WHAT THE TASK REQUIRES
Each record below must be returned exactly as shown.

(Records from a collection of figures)
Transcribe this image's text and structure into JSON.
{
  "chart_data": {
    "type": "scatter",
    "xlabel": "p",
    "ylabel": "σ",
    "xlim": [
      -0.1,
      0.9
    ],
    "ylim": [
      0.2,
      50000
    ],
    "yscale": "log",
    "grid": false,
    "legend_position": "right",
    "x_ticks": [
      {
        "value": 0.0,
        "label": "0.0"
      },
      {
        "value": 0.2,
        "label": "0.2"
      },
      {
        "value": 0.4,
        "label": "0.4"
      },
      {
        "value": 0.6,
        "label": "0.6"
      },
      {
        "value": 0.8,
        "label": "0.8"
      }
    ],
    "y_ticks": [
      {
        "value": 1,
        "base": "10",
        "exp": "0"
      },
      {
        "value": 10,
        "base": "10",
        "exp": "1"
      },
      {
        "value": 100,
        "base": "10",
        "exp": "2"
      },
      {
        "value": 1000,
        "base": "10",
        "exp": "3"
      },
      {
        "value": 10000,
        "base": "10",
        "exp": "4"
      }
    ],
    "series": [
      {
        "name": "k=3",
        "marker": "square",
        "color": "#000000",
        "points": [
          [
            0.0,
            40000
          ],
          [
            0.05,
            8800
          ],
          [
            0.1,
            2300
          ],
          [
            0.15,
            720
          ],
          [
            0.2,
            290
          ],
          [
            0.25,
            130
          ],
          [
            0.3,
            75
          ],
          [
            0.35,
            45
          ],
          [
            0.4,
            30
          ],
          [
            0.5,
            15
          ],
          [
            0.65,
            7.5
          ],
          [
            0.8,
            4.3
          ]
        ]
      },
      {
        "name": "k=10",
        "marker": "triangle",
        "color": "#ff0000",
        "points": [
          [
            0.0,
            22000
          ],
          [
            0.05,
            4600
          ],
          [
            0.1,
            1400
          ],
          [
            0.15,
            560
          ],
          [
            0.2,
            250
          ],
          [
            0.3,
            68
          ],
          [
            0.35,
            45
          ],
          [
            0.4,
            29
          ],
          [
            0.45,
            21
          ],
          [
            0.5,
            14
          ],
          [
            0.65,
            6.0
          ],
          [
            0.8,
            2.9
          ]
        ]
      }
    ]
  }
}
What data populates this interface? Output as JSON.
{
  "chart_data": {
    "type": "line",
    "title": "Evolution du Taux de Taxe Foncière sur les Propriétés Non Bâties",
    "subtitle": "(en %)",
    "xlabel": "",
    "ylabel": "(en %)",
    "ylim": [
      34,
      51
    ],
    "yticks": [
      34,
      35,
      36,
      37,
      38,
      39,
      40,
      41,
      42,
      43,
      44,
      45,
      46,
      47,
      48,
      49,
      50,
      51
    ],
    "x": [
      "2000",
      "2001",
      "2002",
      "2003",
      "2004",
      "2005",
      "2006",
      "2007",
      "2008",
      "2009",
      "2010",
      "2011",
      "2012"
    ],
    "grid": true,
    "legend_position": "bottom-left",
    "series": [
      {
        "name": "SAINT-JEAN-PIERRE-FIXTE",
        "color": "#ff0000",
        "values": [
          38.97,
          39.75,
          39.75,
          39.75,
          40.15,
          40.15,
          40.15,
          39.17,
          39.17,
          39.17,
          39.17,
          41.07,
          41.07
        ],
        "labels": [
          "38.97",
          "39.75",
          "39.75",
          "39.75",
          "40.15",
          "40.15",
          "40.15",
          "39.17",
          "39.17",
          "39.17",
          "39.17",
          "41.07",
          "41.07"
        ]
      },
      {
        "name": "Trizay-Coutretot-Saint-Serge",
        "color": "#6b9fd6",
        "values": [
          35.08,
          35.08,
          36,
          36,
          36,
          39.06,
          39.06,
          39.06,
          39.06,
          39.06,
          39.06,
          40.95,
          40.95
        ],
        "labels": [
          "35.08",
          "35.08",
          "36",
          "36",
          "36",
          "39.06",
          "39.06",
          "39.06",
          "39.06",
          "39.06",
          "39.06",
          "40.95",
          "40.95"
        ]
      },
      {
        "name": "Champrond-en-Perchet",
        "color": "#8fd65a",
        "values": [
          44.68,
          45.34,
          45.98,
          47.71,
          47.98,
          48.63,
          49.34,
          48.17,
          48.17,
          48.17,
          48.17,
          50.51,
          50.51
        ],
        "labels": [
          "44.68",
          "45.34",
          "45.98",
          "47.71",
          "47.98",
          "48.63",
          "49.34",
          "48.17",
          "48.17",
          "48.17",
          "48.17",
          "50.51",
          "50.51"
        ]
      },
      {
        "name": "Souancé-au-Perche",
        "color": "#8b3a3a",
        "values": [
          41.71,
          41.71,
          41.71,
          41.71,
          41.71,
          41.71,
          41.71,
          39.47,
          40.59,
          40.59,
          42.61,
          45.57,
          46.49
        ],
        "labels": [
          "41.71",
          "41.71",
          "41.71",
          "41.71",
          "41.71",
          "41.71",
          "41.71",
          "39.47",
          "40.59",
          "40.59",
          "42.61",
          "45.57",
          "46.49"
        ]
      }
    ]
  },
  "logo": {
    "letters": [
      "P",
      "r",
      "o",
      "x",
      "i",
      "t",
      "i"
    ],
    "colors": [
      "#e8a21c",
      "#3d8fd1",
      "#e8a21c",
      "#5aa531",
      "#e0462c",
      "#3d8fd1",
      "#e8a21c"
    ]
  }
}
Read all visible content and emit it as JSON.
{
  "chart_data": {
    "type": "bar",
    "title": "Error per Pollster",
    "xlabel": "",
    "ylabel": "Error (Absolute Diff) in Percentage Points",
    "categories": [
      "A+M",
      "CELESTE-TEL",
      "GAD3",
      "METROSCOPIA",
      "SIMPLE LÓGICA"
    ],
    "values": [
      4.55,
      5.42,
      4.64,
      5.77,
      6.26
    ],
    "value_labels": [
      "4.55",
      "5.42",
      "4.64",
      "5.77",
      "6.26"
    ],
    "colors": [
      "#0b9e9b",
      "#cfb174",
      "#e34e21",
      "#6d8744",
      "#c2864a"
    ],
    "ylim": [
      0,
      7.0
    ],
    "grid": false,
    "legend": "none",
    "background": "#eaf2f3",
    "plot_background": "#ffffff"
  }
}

RIGHT ANSWER
Transcribe this image's text and structure into JSON.
{
  "chart_data": {
    "type": "scatter",
    "xlabel": "p",
    "ylabel": "σ",
    "xlim": [
      -0.1,
      0.9
    ],
    "ylim": [
      0.2,
      50000
    ],
    "yscale": "log",
    "grid": false,
    "legend_position": "right",
    "x_ticks": [
      {
        "value": 0.0,
        "label": "0.0"
      },
      {
        "value": 0.2,
        "label": "0.2"
      },
      {
        "value": 0.4,
        "label": "0.4"
      },
      {
        "value": 0.6,
        "label": "0.6"
      },
      {
        "value": 0.8,
        "label": "0.8"
      }
    ],
    "y_ticks": [
      {
        "value": 1,
        "base": "10",
        "exp": "0"
      },
      {
        "value": 10,
        "base": "10",
        "exp": "1"
      },
      {
        "value": 100,
        "base": "10",
        "exp": "2"
      },
      {
        "value": 1000,
        "base": "10",
        "exp": "3"
      },
      {
        "value": 10000,
        "base": "10",
        "exp": "4"
      }
    ],
    "series": [
      {
        "name": "k=3",
        "marker": "square",
        "color": "#000000",
        "points": [
          [
            0.0,
            40000
          ],
          [
            0.05,
            8800
          ],
          [
            0.1,
            2300
          ],
          [
            0.15,
            720
          ],
          [
            0.2,
            290
          ],
          [
            0.25,
            130
          ],
          [
            0.3,
            75
          ],
          [
            0.35,
            45
          ],
          [
            0.4,
            30
          ],
          [
            0.5,
            15
          ],
          [
            0.65,
            7.5
          ],
          [
            0.8,
            4.3
          ]
        ]
      },
      {
        "name": "k=10",
        "marker": "triangle",
        "color": "#ff0000",
        "points": [
          [
            0.0,
            22000
          ],
          [
            0.05,
            4600
          ],
          [
            0.1,
            1400
          ],
          [
            0.15,
            560
          ],
          [
            0.2,
            250
          ],
          [
            0.3,
            68
          ],
          [
            0.35,
            45
          ],
          [
            0.4,
            29
          ],
          [
            0.45,
            21
          ],
          [
            0.5,
            14
          ],
          [
            0.65,
            6.0
          ],
          [
            0.8,
            2.9
          ]
        ]
      }
    ]
  }
}
What data populates this interface? Output as JSON.
{
  "chart_data": {
    "type": "line",
    "title": "Evolution du Taux de Taxe Foncière sur les Propriétés Non Bâties",
    "subtitle": "(en %)",
    "xlabel": "",
    "ylabel": "(en %)",
    "ylim": [
      34,
      51
    ],
    "yticks": [
      34,
      35,
      36,
      37,
      38,
      39,
      40,
      41,
      42,
      43,
      44,
      45,
      46,
      47,
      48,
      49,
      50,
      51
    ],
    "x": [
      "2000",
      "2001",
      "2002",
      "2003",
      "2004",
      "2005",
      "2006",
      "2007",
      "2008",
      "2009",
      "2010",
      "2011",
      "2012"
    ],
    "grid": true,
    "legend_position": "bottom-left",
    "series": [
      {
        "name": "SAINT-JEAN-PIERRE-FIXTE",
        "color": "#ff0000",
        "values": [
          38.97,
          39.75,
          39.75,
          39.75,
          40.15,
          40.15,
          40.15,
          39.17,
          39.17,
          39.17,
          39.17,
          41.07,
          41.07
        ],
        "labels": [
          "38.97",
          "39.75",
          "39.75",
          "39.75",
          "40.15",
          "40.15",
          "40.15",
          "39.17",
          "39.17",
          "39.17",
          "39.17",
          "41.07",
          "41.07"
        ]
      },
      {
        "name": "Trizay-Coutretot-Saint-Serge",
        "color": "#6b9fd6",
        "values": [
          35.08,
          35.08,
          36,
          36,
          36,
          39.06,
          39.06,
          39.06,
          39.06,
          39.06,
          39.06,
          40.95,
          40.95
        ],
        "labels": [
          "35.08",
          "35.08",
          "36",
          "36",
          "36",
          "39.06",
          "39.06",
          "39.06",
          "39.06",
          "39.06",
          "39.06",
          "40.95",
          "40.95"
        ]
      },
      {
        "name": "Champrond-en-Perchet",
        "color": "#8fd65a",
        "values": [
          44.68,
          45.34,
          45.98,
          47.71,
          47.98,
          48.63,
          49.34,
          48.17,
          48.17,
          48.17,
          48.17,
          50.51,
          50.51
        ],
        "labels": [
          "44.68",
          "45.34",
          "45.98",
          "47.71",
          "47.98",
          "48.63",
          "49.34",
          "48.17",
          "48.17",
          "48.17",
          "48.17",
          "50.51",
          "50.51"
        ]
      },
      {
        "name": "Souancé-au-Perche",
        "color": "#8b3a3a",
        "values": [
          41.71,
          41.71,
          41.71,
          41.71,
          41.71,
          41.71,
          41.71,
          39.47,
          40.59,
          40.59,
          42.61,
          45.57,
          46.49
        ],
        "labels": [
          "41.71",
          "41.71",
          "41.71",
          "41.71",
          "41.71",
          "41.71",
          "41.71",
          "39.47",
          "40.59",
          "40.59",
          "42.61",
          "45.57",
          "46.49"
        ]
      }
    ]
  },
  "logo": {
    "letters": [
      "P",
      "r",
      "o",
      "x",
      "i",
      "t",
      "i"
    ],
    "colors": [
      "#e8a21c",
      "#3d8fd1",
      "#e8a21c",
      "#5aa531",
      "#e0462c",
      "#3d8fd1",
      "#e8a21c"
    ]
  }
}
Read all visible content and emit it as JSON.
{
  "chart_data": {
    "type": "bar",
    "title": "Error per Pollster",
    "xlabel": "",
    "ylabel": "Error (Absolute Diff) in Percentage Points",
    "categories": [
      "A+M",
      "CELESTE-TEL",
      "GAD3",
      "METROSCOPIA",
      "SIMPLE LÓGICA"
    ],
    "values": [
      4.55,
      5.42,
      4.64,
      5.77,
      6.26
    ],
    "value_labels": [
      "4.55",
      "5.42",
      "4.64",
      "5.77",
      "6.26"
    ],
    "colors": [
      "#0b9e9b",
      "#cfb174",
      "#e34e21",
      "#6d8744",
      "#c2864a"
    ],
    "ylim": [
      0,
      7.0
    ],
    "grid": false,
    "legend": "none",
    "background": "#eaf2f3",
    "plot_background": "#ffffff"
  }
}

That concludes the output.